Set every record down verbatim and omit the pictures.
═══ Information provided
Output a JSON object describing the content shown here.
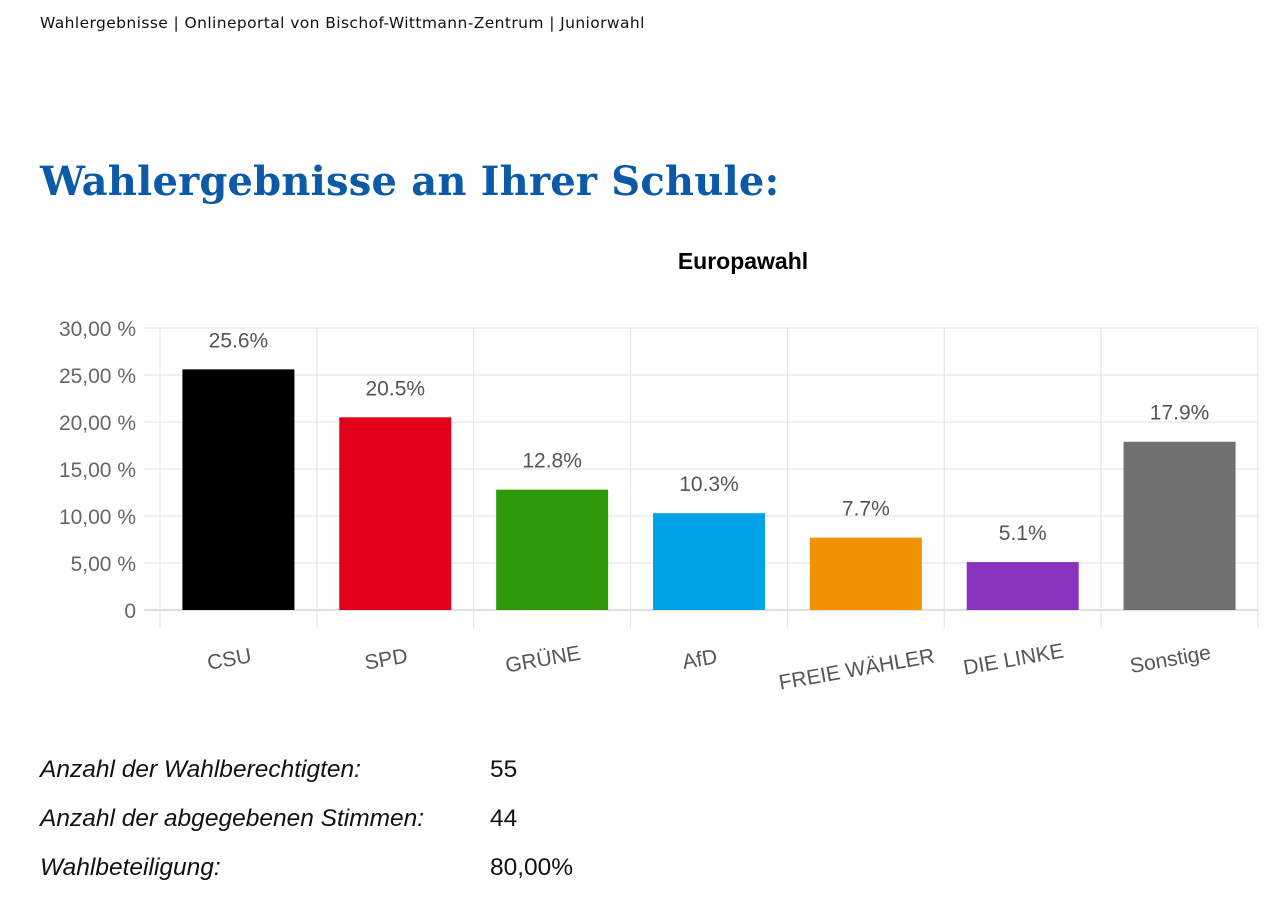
{
  "header": {
    "breadcrumb": "Wahlergebnisse | Onlineportal von Bischof-Wittmann-Zentrum | Juniorwahl"
  },
  "page": {
    "title": "Wahlergebnisse an Ihrer Schule:"
  },
  "chart_data": {
    "type": "bar",
    "title": "Europawahl",
    "xlabel": "",
    "ylabel": "",
    "ylim": [
      0,
      30
    ],
    "grid": true,
    "yticks": [
      "0",
      "5,00 %",
      "10,00 %",
      "15,00 %",
      "20,00 %",
      "25,00 %",
      "30,00 %"
    ],
    "categories": [
      "CSU",
      "SPD",
      "GRÜNE",
      "AfD",
      "FREIE WÄHLER",
      "DIE LINKE",
      "Sonstige"
    ],
    "values": [
      25.6,
      20.5,
      12.8,
      10.3,
      7.7,
      5.1,
      17.9
    ],
    "data_labels": [
      "25.6%",
      "20.5%",
      "12.8%",
      "10.3%",
      "7.7%",
      "5.1%",
      "17.9%"
    ],
    "colors": [
      "#000000",
      "#e3001b",
      "#2e9a0a",
      "#00a3e8",
      "#f29100",
      "#8a33c0",
      "#707070"
    ]
  },
  "stats": [
    {
      "label": "Anzahl der Wahlberechtigten:",
      "value": "55"
    },
    {
      "label": "Anzahl der abgegebenen Stimmen:",
      "value": "44"
    },
    {
      "label": "Wahlbeteiligung:",
      "value": "80,00%"
    }
  ]
}
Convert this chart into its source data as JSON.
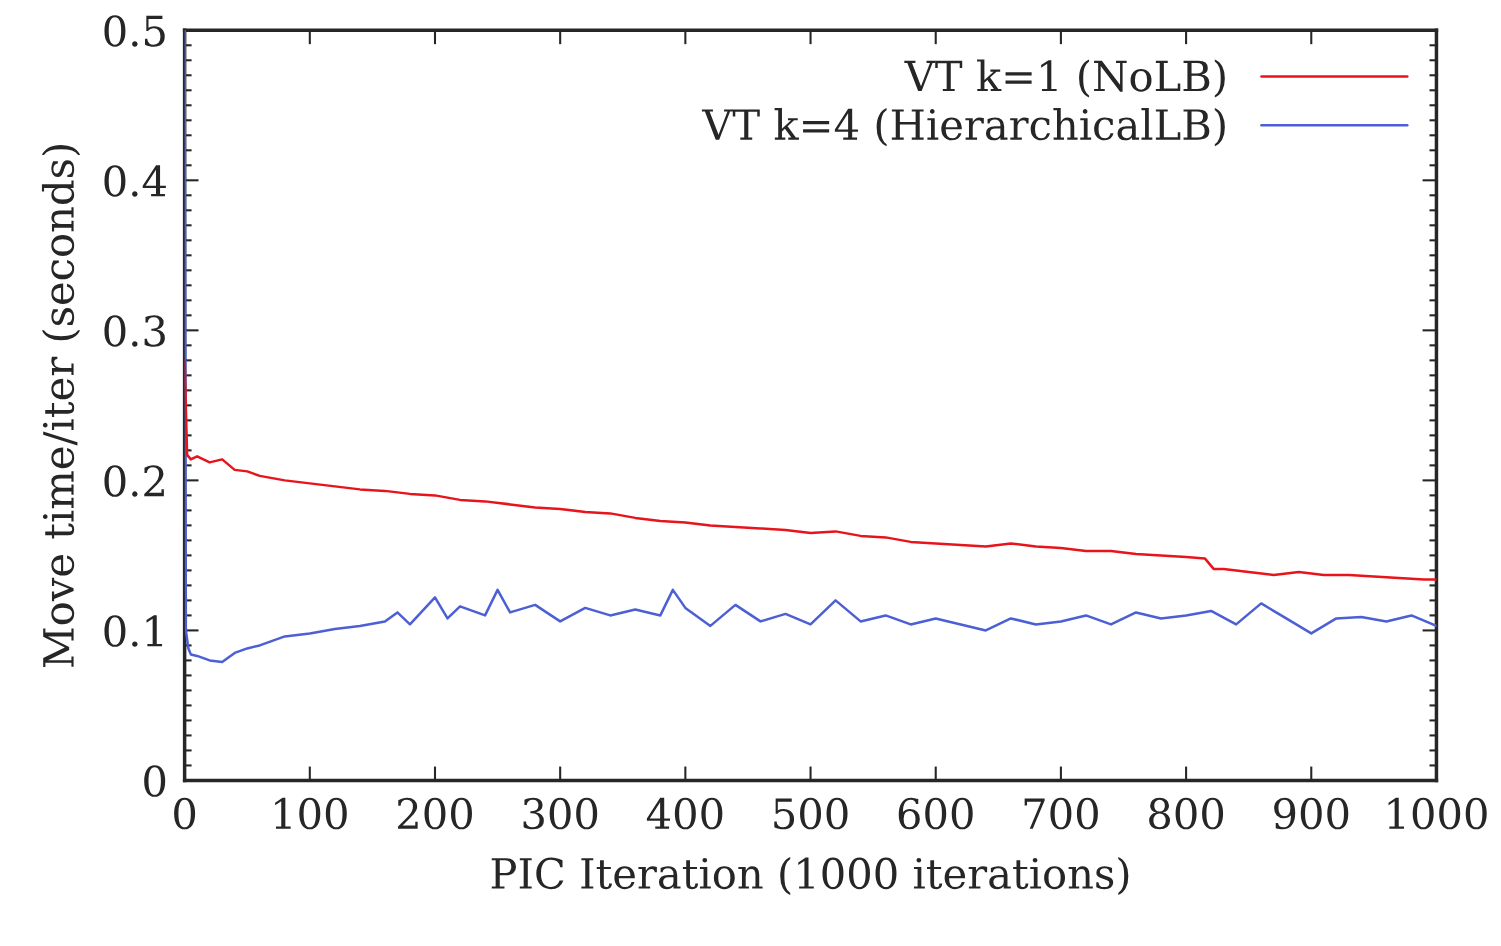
{
  "chart_data": {
    "type": "line",
    "xlabel": "PIC Iteration (1000 iterations)",
    "ylabel": "Move time/iter (seconds)",
    "xlim": [
      0,
      1000
    ],
    "xticks": [
      0,
      100,
      200,
      300,
      400,
      500,
      600,
      700,
      800,
      900,
      1000
    ],
    "ylim": [
      0,
      0.5
    ],
    "yticks": [
      0,
      0.1,
      0.2,
      0.3,
      0.4,
      0.5
    ],
    "grid": false,
    "legend": "top right",
    "marker": "none",
    "line_style": "solid",
    "series": [
      {
        "name": "VT k=1 (NoLB)",
        "color": "#e8141b",
        "x": [
          0,
          2,
          5,
          10,
          20,
          30,
          40,
          50,
          60,
          80,
          100,
          120,
          140,
          160,
          180,
          200,
          220,
          240,
          260,
          280,
          300,
          320,
          340,
          360,
          380,
          400,
          420,
          440,
          460,
          480,
          500,
          520,
          540,
          560,
          580,
          600,
          620,
          640,
          660,
          680,
          700,
          720,
          740,
          760,
          780,
          800,
          815,
          822,
          830,
          850,
          870,
          890,
          910,
          930,
          950,
          970,
          990,
          1000
        ],
        "values": [
          0.28,
          0.217,
          0.214,
          0.216,
          0.212,
          0.214,
          0.207,
          0.206,
          0.203,
          0.2,
          0.198,
          0.196,
          0.194,
          0.193,
          0.191,
          0.19,
          0.187,
          0.186,
          0.184,
          0.182,
          0.181,
          0.179,
          0.178,
          0.175,
          0.173,
          0.172,
          0.17,
          0.169,
          0.168,
          0.167,
          0.165,
          0.166,
          0.163,
          0.162,
          0.159,
          0.158,
          0.157,
          0.156,
          0.158,
          0.156,
          0.155,
          0.153,
          0.153,
          0.151,
          0.15,
          0.149,
          0.148,
          0.141,
          0.141,
          0.139,
          0.137,
          0.139,
          0.137,
          0.137,
          0.136,
          0.135,
          0.134,
          0.134
        ]
      },
      {
        "name": "VT k=4 (HierarchicalLB)",
        "color": "#4c5fd5",
        "x": [
          0,
          1,
          3,
          5,
          10,
          20,
          30,
          40,
          50,
          60,
          70,
          80,
          90,
          100,
          120,
          140,
          160,
          170,
          180,
          200,
          210,
          220,
          240,
          250,
          260,
          280,
          300,
          320,
          340,
          360,
          380,
          390,
          400,
          420,
          440,
          460,
          480,
          500,
          520,
          540,
          560,
          580,
          600,
          620,
          640,
          660,
          680,
          700,
          720,
          740,
          760,
          780,
          800,
          820,
          840,
          860,
          880,
          900,
          920,
          940,
          960,
          980,
          1000
        ],
        "values": [
          0.5,
          0.1,
          0.088,
          0.084,
          0.083,
          0.08,
          0.079,
          0.085,
          0.088,
          0.09,
          0.093,
          0.096,
          0.097,
          0.098,
          0.101,
          0.103,
          0.106,
          0.112,
          0.104,
          0.122,
          0.108,
          0.116,
          0.11,
          0.127,
          0.112,
          0.117,
          0.106,
          0.115,
          0.11,
          0.114,
          0.11,
          0.127,
          0.115,
          0.103,
          0.117,
          0.106,
          0.111,
          0.104,
          0.12,
          0.106,
          0.11,
          0.104,
          0.108,
          0.104,
          0.1,
          0.108,
          0.104,
          0.106,
          0.11,
          0.104,
          0.112,
          0.108,
          0.11,
          0.113,
          0.104,
          0.118,
          0.108,
          0.098,
          0.108,
          0.109,
          0.106,
          0.11,
          0.103
        ]
      }
    ]
  }
}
══════
Answer to the problem -
Output a JSON object describing the content shown here.
{
  "header": {
    "breadcrumb": "Wahlergebnisse | Onlineportal von Bischof-Wittmann-Zentrum | Juniorwahl"
  },
  "page": {
    "title": "Wahlergebnisse an Ihrer Schule:"
  },
  "chart_data": {
    "type": "bar",
    "title": "Europawahl",
    "xlabel": "",
    "ylabel": "",
    "ylim": [
      0,
      30
    ],
    "grid": true,
    "yticks": [
      "0",
      "5,00 %",
      "10,00 %",
      "15,00 %",
      "20,00 %",
      "25,00 %",
      "30,00 %"
    ],
    "categories": [
      "CSU",
      "SPD",
      "GRÜNE",
      "AfD",
      "FREIE WÄHLER",
      "DIE LINKE",
      "Sonstige"
    ],
    "values": [
      25.6,
      20.5,
      12.8,
      10.3,
      7.7,
      5.1,
      17.9
    ],
    "data_labels": [
      "25.6%",
      "20.5%",
      "12.8%",
      "10.3%",
      "7.7%",
      "5.1%",
      "17.9%"
    ],
    "colors": [
      "#000000",
      "#e3001b",
      "#2e9a0a",
      "#00a3e8",
      "#f29100",
      "#8a33c0",
      "#707070"
    ]
  },
  "stats": [
    {
      "label": "Anzahl der Wahlberechtigten:",
      "value": "55"
    },
    {
      "label": "Anzahl der abgegebenen Stimmen:",
      "value": "44"
    },
    {
      "label": "Wahlbeteiligung:",
      "value": "80,00%"
    }
  ]
}
Convert this chart into its source data as JSON.
{
  "chart_data": {
    "type": "line",
    "xlabel": "PIC Iteration (1000 iterations)",
    "ylabel": "Move time/iter (seconds)",
    "xlim": [
      0,
      1000
    ],
    "xticks": [
      0,
      100,
      200,
      300,
      400,
      500,
      600,
      700,
      800,
      900,
      1000
    ],
    "ylim": [
      0,
      0.5
    ],
    "yticks": [
      0,
      0.1,
      0.2,
      0.3,
      0.4,
      0.5
    ],
    "grid": false,
    "legend": "top right",
    "marker": "none",
    "line_style": "solid",
    "series": [
      {
        "name": "VT k=1 (NoLB)",
        "color": "#e8141b",
        "x": [
          0,
          2,
          5,
          10,
          20,
          30,
          40,
          50,
          60,
          80,
          100,
          120,
          140,
          160,
          180,
          200,
          220,
          240,
          260,
          280,
          300,
          320,
          340,
          360,
          380,
          400,
          420,
          440,
          460,
          480,
          500,
          520,
          540,
          560,
          580,
          600,
          620,
          640,
          660,
          680,
          700,
          720,
          740,
          760,
          780,
          800,
          815,
          822,
          830,
          850,
          870,
          890,
          910,
          930,
          950,
          970,
          990,
          1000
        ],
        "values": [
          0.28,
          0.217,
          0.214,
          0.216,
          0.212,
          0.214,
          0.207,
          0.206,
          0.203,
          0.2,
          0.198,
          0.196,
          0.194,
          0.193,
          0.191,
          0.19,
          0.187,
          0.186,
          0.184,
          0.182,
          0.181,
          0.179,
          0.178,
          0.175,
          0.173,
          0.172,
          0.17,
          0.169,
          0.168,
          0.167,
          0.165,
          0.166,
          0.163,
          0.162,
          0.159,
          0.158,
          0.157,
          0.156,
          0.158,
          0.156,
          0.155,
          0.153,
          0.153,
          0.151,
          0.15,
          0.149,
          0.148,
          0.141,
          0.141,
          0.139,
          0.137,
          0.139,
          0.137,
          0.137,
          0.136,
          0.135,
          0.134,
          0.134
        ]
      },
      {
        "name": "VT k=4 (HierarchicalLB)",
        "color": "#4c5fd5",
        "x": [
          0,
          1,
          3,
          5,
          10,
          20,
          30,
          40,
          50,
          60,
          70,
          80,
          90,
          100,
          120,
          140,
          160,
          170,
          180,
          200,
          210,
          220,
          240,
          250,
          260,
          280,
          300,
          320,
          340,
          360,
          380,
          390,
          400,
          420,
          440,
          460,
          480,
          500,
          520,
          540,
          560,
          580,
          600,
          620,
          640,
          660,
          680,
          700,
          720,
          740,
          760,
          780,
          800,
          820,
          840,
          860,
          880,
          900,
          920,
          940,
          960,
          980,
          1000
        ],
        "values": [
          0.5,
          0.1,
          0.088,
          0.084,
          0.083,
          0.08,
          0.079,
          0.085,
          0.088,
          0.09,
          0.093,
          0.096,
          0.097,
          0.098,
          0.101,
          0.103,
          0.106,
          0.112,
          0.104,
          0.122,
          0.108,
          0.116,
          0.11,
          0.127,
          0.112,
          0.117,
          0.106,
          0.115,
          0.11,
          0.114,
          0.11,
          0.127,
          0.115,
          0.103,
          0.117,
          0.106,
          0.111,
          0.104,
          0.12,
          0.106,
          0.11,
          0.104,
          0.108,
          0.104,
          0.1,
          0.108,
          0.104,
          0.106,
          0.11,
          0.104,
          0.112,
          0.108,
          0.11,
          0.113,
          0.104,
          0.118,
          0.108,
          0.098,
          0.108,
          0.109,
          0.106,
          0.11,
          0.103
        ]
      }
    ]
  }
}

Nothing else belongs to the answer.